═════ MATERIAL TO PROCESS

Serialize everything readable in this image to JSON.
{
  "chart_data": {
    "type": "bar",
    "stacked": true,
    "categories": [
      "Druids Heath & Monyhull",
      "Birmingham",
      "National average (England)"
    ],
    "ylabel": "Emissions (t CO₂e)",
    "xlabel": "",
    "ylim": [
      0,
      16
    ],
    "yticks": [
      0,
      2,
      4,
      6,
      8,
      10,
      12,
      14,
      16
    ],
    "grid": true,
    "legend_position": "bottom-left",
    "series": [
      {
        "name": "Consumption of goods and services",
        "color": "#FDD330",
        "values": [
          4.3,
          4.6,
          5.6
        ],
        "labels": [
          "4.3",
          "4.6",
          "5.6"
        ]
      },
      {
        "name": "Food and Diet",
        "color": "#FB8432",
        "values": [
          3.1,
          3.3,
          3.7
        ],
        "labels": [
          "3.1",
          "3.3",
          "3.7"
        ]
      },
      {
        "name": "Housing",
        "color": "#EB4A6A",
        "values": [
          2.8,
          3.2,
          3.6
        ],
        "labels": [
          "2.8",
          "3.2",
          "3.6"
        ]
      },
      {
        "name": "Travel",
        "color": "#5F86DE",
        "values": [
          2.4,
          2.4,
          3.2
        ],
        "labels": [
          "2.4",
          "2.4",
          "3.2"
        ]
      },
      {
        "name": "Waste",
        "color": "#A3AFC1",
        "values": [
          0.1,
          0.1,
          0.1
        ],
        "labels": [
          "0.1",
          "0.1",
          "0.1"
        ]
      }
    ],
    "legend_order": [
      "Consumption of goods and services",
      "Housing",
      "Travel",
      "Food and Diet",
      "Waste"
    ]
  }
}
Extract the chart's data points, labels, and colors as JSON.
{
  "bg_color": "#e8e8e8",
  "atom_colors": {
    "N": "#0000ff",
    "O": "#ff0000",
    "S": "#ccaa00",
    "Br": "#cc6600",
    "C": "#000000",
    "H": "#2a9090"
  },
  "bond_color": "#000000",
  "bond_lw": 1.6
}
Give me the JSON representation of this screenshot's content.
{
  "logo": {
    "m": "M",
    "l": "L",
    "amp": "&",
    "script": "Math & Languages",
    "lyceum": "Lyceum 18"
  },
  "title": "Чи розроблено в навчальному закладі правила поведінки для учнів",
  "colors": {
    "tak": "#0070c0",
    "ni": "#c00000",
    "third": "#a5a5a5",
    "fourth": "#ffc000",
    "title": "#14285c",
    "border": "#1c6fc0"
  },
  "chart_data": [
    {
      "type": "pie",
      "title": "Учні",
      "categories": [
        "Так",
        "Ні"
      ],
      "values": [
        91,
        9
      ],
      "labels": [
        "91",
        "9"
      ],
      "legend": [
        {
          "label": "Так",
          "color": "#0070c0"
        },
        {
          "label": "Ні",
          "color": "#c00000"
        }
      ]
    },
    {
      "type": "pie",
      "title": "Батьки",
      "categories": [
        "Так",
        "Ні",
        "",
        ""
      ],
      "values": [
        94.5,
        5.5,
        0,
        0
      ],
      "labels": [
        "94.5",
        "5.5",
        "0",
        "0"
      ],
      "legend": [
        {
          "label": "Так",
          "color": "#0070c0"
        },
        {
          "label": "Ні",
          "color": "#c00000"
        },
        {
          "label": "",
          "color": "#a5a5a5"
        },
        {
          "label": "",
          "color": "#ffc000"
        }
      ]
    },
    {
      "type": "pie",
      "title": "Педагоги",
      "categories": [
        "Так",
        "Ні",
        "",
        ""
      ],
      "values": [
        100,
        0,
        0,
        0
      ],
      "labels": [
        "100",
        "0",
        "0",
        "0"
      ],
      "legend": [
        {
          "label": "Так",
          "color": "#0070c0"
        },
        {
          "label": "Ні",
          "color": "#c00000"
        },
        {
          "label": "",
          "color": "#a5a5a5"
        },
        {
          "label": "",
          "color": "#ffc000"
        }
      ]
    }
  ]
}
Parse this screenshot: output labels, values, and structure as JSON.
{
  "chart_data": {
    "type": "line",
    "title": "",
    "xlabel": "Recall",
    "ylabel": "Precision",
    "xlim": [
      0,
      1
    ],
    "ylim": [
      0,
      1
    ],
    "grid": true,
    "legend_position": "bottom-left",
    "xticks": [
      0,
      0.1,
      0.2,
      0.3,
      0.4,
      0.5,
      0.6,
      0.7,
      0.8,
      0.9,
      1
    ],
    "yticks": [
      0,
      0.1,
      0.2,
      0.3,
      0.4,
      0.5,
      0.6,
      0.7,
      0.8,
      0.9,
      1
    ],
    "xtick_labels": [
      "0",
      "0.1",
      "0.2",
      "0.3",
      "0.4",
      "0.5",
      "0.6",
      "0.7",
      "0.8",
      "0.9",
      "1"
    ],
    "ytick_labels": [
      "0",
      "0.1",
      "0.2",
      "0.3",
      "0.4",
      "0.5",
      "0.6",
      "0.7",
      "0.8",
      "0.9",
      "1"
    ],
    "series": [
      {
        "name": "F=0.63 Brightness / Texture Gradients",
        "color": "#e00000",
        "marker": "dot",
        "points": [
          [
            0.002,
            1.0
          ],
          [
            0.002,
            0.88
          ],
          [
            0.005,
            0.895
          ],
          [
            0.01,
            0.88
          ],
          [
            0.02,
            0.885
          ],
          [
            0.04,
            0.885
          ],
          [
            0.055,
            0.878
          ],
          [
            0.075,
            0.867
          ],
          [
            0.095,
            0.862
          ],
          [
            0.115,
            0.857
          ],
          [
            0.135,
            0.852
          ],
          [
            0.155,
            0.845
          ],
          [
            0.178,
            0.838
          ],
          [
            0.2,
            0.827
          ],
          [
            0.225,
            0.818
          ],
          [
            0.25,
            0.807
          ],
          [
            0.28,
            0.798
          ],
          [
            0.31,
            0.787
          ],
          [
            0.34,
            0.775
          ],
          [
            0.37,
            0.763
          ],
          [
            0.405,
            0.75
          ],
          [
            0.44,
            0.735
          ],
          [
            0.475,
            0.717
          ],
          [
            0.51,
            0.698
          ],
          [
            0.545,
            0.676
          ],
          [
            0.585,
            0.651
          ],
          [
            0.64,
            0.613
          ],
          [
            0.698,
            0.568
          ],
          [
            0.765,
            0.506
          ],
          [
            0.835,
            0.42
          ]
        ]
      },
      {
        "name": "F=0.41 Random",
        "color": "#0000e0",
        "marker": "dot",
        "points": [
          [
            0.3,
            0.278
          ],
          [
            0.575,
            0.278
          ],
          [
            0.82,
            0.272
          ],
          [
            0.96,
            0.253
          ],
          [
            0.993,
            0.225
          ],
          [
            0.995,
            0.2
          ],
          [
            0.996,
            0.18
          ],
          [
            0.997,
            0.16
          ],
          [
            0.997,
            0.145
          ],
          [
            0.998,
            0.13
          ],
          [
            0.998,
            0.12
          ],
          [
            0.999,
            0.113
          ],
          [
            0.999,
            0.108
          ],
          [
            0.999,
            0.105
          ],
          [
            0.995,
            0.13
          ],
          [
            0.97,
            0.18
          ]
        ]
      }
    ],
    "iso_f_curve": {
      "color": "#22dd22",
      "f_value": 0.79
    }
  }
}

══════════

§ SET EXERCISE
Transcribe the material above in its entirety. Match it exactly.

§ SOLUTION FOR THIS TASK
Serialize everything readable in this image to JSON.
{
  "chart_data": {
    "type": "bar",
    "stacked": true,
    "categories": [
      "Druids Heath & Monyhull",
      "Birmingham",
      "National average (England)"
    ],
    "ylabel": "Emissions (t CO₂e)",
    "xlabel": "",
    "ylim": [
      0,
      16
    ],
    "yticks": [
      0,
      2,
      4,
      6,
      8,
      10,
      12,
      14,
      16
    ],
    "grid": true,
    "legend_position": "bottom-left",
    "series": [
      {
        "name": "Consumption of goods and services",
        "color": "#FDD330",
        "values": [
          4.3,
          4.6,
          5.6
        ],
        "labels": [
          "4.3",
          "4.6",
          "5.6"
        ]
      },
      {
        "name": "Food and Diet",
        "color": "#FB8432",
        "values": [
          3.1,
          3.3,
          3.7
        ],
        "labels": [
          "3.1",
          "3.3",
          "3.7"
        ]
      },
      {
        "name": "Housing",
        "color": "#EB4A6A",
        "values": [
          2.8,
          3.2,
          3.6
        ],
        "labels": [
          "2.8",
          "3.2",
          "3.6"
        ]
      },
      {
        "name": "Travel",
        "color": "#5F86DE",
        "values": [
          2.4,
          2.4,
          3.2
        ],
        "labels": [
          "2.4",
          "2.4",
          "3.2"
        ]
      },
      {
        "name": "Waste",
        "color": "#A3AFC1",
        "values": [
          0.1,
          0.1,
          0.1
        ],
        "labels": [
          "0.1",
          "0.1",
          "0.1"
        ]
      }
    ],
    "legend_order": [
      "Consumption of goods and services",
      "Housing",
      "Travel",
      "Food and Diet",
      "Waste"
    ]
  }
}
Extract the chart's data points, labels, and colors as JSON.
{
  "bg_color": "#e8e8e8",
  "atom_colors": {
    "N": "#0000ff",
    "O": "#ff0000",
    "S": "#ccaa00",
    "Br": "#cc6600",
    "C": "#000000",
    "H": "#2a9090"
  },
  "bond_color": "#000000",
  "bond_lw": 1.6
}
Give me the JSON representation of this screenshot's content.
{
  "logo": {
    "m": "M",
    "l": "L",
    "amp": "&",
    "script": "Math & Languages",
    "lyceum": "Lyceum 18"
  },
  "title": "Чи розроблено в навчальному закладі правила поведінки для учнів",
  "colors": {
    "tak": "#0070c0",
    "ni": "#c00000",
    "third": "#a5a5a5",
    "fourth": "#ffc000",
    "title": "#14285c",
    "border": "#1c6fc0"
  },
  "chart_data": [
    {
      "type": "pie",
      "title": "Учні",
      "categories": [
        "Так",
        "Ні"
      ],
      "values": [
        91,
        9
      ],
      "labels": [
        "91",
        "9"
      ],
      "legend": [
        {
          "label": "Так",
          "color": "#0070c0"
        },
        {
          "label": "Ні",
          "color": "#c00000"
        }
      ]
    },
    {
      "type": "pie",
      "title": "Батьки",
      "categories": [
        "Так",
        "Ні",
        "",
        ""
      ],
      "values": [
        94.5,
        5.5,
        0,
        0
      ],
      "labels": [
        "94.5",
        "5.5",
        "0",
        "0"
      ],
      "legend": [
        {
          "label": "Так",
          "color": "#0070c0"
        },
        {
          "label": "Ні",
          "color": "#c00000"
        },
        {
          "label": "",
          "color": "#a5a5a5"
        },
        {
          "label": "",
          "color": "#ffc000"
        }
      ]
    },
    {
      "type": "pie",
      "title": "Педагоги",
      "categories": [
        "Так",
        "Ні",
        "",
        ""
      ],
      "values": [
        100,
        0,
        0,
        0
      ],
      "labels": [
        "100",
        "0",
        "0",
        "0"
      ],
      "legend": [
        {
          "label": "Так",
          "color": "#0070c0"
        },
        {
          "label": "Ні",
          "color": "#c00000"
        },
        {
          "label": "",
          "color": "#a5a5a5"
        },
        {
          "label": "",
          "color": "#ffc000"
        }
      ]
    }
  ]
}
Parse this screenshot: output labels, values, and structure as JSON.
{
  "chart_data": {
    "type": "line",
    "title": "",
    "xlabel": "Recall",
    "ylabel": "Precision",
    "xlim": [
      0,
      1
    ],
    "ylim": [
      0,
      1
    ],
    "grid": true,
    "legend_position": "bottom-left",
    "xticks": [
      0,
      0.1,
      0.2,
      0.3,
      0.4,
      0.5,
      0.6,
      0.7,
      0.8,
      0.9,
      1
    ],
    "yticks": [
      0,
      0.1,
      0.2,
      0.3,
      0.4,
      0.5,
      0.6,
      0.7,
      0.8,
      0.9,
      1
    ],
    "xtick_labels": [
      "0",
      "0.1",
      "0.2",
      "0.3",
      "0.4",
      "0.5",
      "0.6",
      "0.7",
      "0.8",
      "0.9",
      "1"
    ],
    "ytick_labels": [
      "0",
      "0.1",
      "0.2",
      "0.3",
      "0.4",
      "0.5",
      "0.6",
      "0.7",
      "0.8",
      "0.9",
      "1"
    ],
    "series": [
      {
        "name": "F=0.63 Brightness / Texture Gradients",
        "color": "#e00000",
        "marker": "dot",
        "points": [
          [
            0.002,
            1.0
          ],
          [
            0.002,
            0.88
          ],
          [
            0.005,
            0.895
          ],
          [
            0.01,
            0.88
          ],
          [
            0.02,
            0.885
          ],
          [
            0.04,
            0.885
          ],
          [
            0.055,
            0.878
          ],
          [
            0.075,
            0.867
          ],
          [
            0.095,
            0.862
          ],
          [
            0.115,
            0.857
          ],
          [
            0.135,
            0.852
          ],
          [
            0.155,
            0.845
          ],
          [
            0.178,
            0.838
          ],
          [
            0.2,
            0.827
          ],
          [
            0.225,
            0.818
          ],
          [
            0.25,
            0.807
          ],
          [
            0.28,
            0.798
          ],
          [
            0.31,
            0.787
          ],
          [
            0.34,
            0.775
          ],
          [
            0.37,
            0.763
          ],
          [
            0.405,
            0.75
          ],
          [
            0.44,
            0.735
          ],
          [
            0.475,
            0.717
          ],
          [
            0.51,
            0.698
          ],
          [
            0.545,
            0.676
          ],
          [
            0.585,
            0.651
          ],
          [
            0.64,
            0.613
          ],
          [
            0.698,
            0.568
          ],
          [
            0.765,
            0.506
          ],
          [
            0.835,
            0.42
          ]
        ]
      },
      {
        "name": "F=0.41 Random",
        "color": "#0000e0",
        "marker": "dot",
        "points": [
          [
            0.3,
            0.278
          ],
          [
            0.575,
            0.278
          ],
          [
            0.82,
            0.272
          ],
          [
            0.96,
            0.253
          ],
          [
            0.993,
            0.225
          ],
          [
            0.995,
            0.2
          ],
          [
            0.996,
            0.18
          ],
          [
            0.997,
            0.16
          ],
          [
            0.997,
            0.145
          ],
          [
            0.998,
            0.13
          ],
          [
            0.998,
            0.12
          ],
          [
            0.999,
            0.113
          ],
          [
            0.999,
            0.108
          ],
          [
            0.999,
            0.105
          ],
          [
            0.995,
            0.13
          ],
          [
            0.97,
            0.18
          ]
        ]
      }
    ],
    "iso_f_curve": {
      "color": "#22dd22",
      "f_value": 0.79
    }
  }
}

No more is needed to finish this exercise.